* [TASKS FOR THIS EXERCISE]
(a) Please edit the internship post, starting with "The goals I" and going on through "after the visibility.", so that "PSR2" reads "PSR-2".
(b) Continue the internship post from its last sentence.

* [EXTRACT TO READ]
□ □ □

Modifying Expectations

Ushahidi
Jul 10, 2019

My initial internship project timeline is summarized below.

The goals I have met are thus;

Familiarise myself with my Organisations coding standards and Conventions

Where I learned about the PSR2 coding style and its features like;

Visibility MUST be declared on all properties and methods; abstract and finalMUST be declared before the visibility; static MUST be declared after the visibility.

Opening braces for methods MUST go on the next line, and closing braces MUST go on the next line after the body.

Opening braces for classes MUST go on the next line, and closing braces MUST go on the next line after the body.

There MUST be one blank line after the namespace declaration, and there MUST be one blank line after the block of use declarations.

There MUST NOT be a hard limit on line length; the soft limit MUST be 120 characters; lines SHOULD be 80 characters or less.

Code MUST use 4 spaces for indenting, not tabs.

Research and decided on which speech recognition library to use; Here i had to decided between the AWS-transcribe (https://aws.amazon.com/transcribe/) and Google speech to text (https://cloud.google.com/speech-to-text/) after a lot of research and findings i finally concluded on using the Google Speech to text Service. some of the reasons why i decided to choose Google speech to text over the AWS-transcribe;

Powerful speech recognitionGoogle Cloud Speech-to-Text enables developers to convert audio to text by applying powerful neural network models in an easy-to-use API. The API recognizes 120 languages and variants to support your global user base. You can enable voice command-and-control, transcribe audio from call centers, and more. It can process real-time streaming or prerecorded audio, using Google’s machine learning technology

Automatically identifies spoken languageUsing Cloud Speech-to-Text you can identify what language is spoken in the utterance (limit to four languages). This can be used for voice search (such as, “What is the temperature in Paris?”) and command use cases (such as, “Turn the volume up.”)

□ □ □

* [LISTED ENTRIES]
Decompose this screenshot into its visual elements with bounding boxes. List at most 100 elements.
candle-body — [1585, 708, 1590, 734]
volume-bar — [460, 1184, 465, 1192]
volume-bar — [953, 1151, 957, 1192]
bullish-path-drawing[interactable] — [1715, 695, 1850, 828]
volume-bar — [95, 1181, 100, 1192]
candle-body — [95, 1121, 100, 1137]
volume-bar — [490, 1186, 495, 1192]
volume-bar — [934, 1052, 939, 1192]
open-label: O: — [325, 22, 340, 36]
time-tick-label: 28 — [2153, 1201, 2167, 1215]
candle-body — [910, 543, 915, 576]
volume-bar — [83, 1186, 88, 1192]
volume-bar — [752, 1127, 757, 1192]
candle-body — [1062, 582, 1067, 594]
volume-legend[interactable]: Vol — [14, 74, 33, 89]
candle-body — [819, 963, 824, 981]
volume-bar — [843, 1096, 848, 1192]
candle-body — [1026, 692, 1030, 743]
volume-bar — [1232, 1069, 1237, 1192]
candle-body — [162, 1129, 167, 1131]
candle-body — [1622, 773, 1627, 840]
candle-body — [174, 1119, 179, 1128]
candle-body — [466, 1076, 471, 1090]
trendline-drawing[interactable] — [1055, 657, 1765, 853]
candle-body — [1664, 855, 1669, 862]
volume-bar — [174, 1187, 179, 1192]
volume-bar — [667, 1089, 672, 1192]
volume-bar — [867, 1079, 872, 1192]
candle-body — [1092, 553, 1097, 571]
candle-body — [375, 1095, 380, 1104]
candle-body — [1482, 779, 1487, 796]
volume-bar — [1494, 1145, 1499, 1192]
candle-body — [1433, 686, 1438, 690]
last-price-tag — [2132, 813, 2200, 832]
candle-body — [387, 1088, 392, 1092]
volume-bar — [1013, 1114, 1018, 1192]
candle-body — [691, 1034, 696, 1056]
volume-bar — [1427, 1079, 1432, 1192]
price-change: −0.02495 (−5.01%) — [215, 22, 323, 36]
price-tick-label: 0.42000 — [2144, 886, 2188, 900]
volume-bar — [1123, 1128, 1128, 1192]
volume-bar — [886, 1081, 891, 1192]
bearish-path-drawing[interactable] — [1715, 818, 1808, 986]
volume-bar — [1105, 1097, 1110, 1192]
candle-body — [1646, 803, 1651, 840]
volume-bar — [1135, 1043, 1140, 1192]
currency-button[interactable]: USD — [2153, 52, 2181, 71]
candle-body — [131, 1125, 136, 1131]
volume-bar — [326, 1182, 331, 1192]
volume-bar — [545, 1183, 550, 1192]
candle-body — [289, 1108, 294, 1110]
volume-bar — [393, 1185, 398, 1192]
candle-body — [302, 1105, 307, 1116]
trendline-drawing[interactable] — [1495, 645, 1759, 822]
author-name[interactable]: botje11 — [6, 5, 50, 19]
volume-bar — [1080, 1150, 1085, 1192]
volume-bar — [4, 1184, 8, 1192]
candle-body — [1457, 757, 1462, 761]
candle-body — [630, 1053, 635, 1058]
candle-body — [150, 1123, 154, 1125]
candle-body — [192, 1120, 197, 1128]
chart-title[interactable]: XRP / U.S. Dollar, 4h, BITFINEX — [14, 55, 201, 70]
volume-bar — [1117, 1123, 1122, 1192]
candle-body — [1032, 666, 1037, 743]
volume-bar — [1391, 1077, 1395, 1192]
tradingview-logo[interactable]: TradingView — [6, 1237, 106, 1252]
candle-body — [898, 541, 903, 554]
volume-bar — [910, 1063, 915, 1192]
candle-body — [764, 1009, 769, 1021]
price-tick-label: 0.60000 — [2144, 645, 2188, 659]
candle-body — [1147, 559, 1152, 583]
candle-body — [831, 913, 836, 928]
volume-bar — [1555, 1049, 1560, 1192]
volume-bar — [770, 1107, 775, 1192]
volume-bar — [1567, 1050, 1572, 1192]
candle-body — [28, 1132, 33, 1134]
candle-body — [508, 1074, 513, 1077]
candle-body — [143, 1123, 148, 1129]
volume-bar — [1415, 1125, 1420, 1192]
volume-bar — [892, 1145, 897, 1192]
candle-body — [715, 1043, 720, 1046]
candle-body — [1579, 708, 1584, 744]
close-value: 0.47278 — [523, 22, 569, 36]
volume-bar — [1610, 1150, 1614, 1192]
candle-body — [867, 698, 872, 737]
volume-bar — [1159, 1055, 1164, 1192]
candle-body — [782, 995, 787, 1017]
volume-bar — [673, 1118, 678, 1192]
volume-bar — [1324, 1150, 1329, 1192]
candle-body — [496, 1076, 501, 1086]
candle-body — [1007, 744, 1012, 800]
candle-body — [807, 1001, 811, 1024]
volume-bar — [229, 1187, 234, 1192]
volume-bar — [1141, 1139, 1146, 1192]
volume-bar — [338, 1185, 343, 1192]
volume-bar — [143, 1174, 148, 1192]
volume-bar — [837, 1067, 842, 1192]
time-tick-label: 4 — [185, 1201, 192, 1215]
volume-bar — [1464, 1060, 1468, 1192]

□ □ □

* [OUTPUTS FOR THE TASKS]
(a)
The goals I have met are thus;

Familiarise myself with my Organisations coding standards and Conventions

Where I learned about the PSR-2 coding style and its features like;

Visibility MUST be declared on all properties and methods; abstract and finalMUST be declared before the visibility; static MUST be declared after the visibility.

(b)
Returns text transcription in real time for short-form or long-form audioCloud Speech-to-Text can stream text results, immediately returning text as it’s recognized from streaming audio or as the user is speaking. Alternatively, Cloud Speech-to-Text can return recognized text from audio stored in a file. It’s capable of analyzing short-form and long-form audio.

Just to name a few

In additon to the Google cloud speech-to-text library i had and am still researching on Twilios voice-api; I had to discover which audio formats it provides, I had to know if it is possible to get a hold of audio-file,I had to also know what is needed to talk to the API.

Then later on i had to create the lumen application for the project;here i had to use the knowledge i had gained from learning Laravel and Lumen and also setup the developement environment for the application which i successfully did after several efforts and struggles. The nature of the task was as such I had to Install and create a Lumen-project and connect it to a mySql-database locally on my computer I was recommended Homestead by my project mentors but i didn't use it because i had already been running Lumen environment on my machine using the Native lampp stack without the help of a third party more to that i had to commit the appication to the project repository created by my mentor on Github and also i had to make a Pull request for the project.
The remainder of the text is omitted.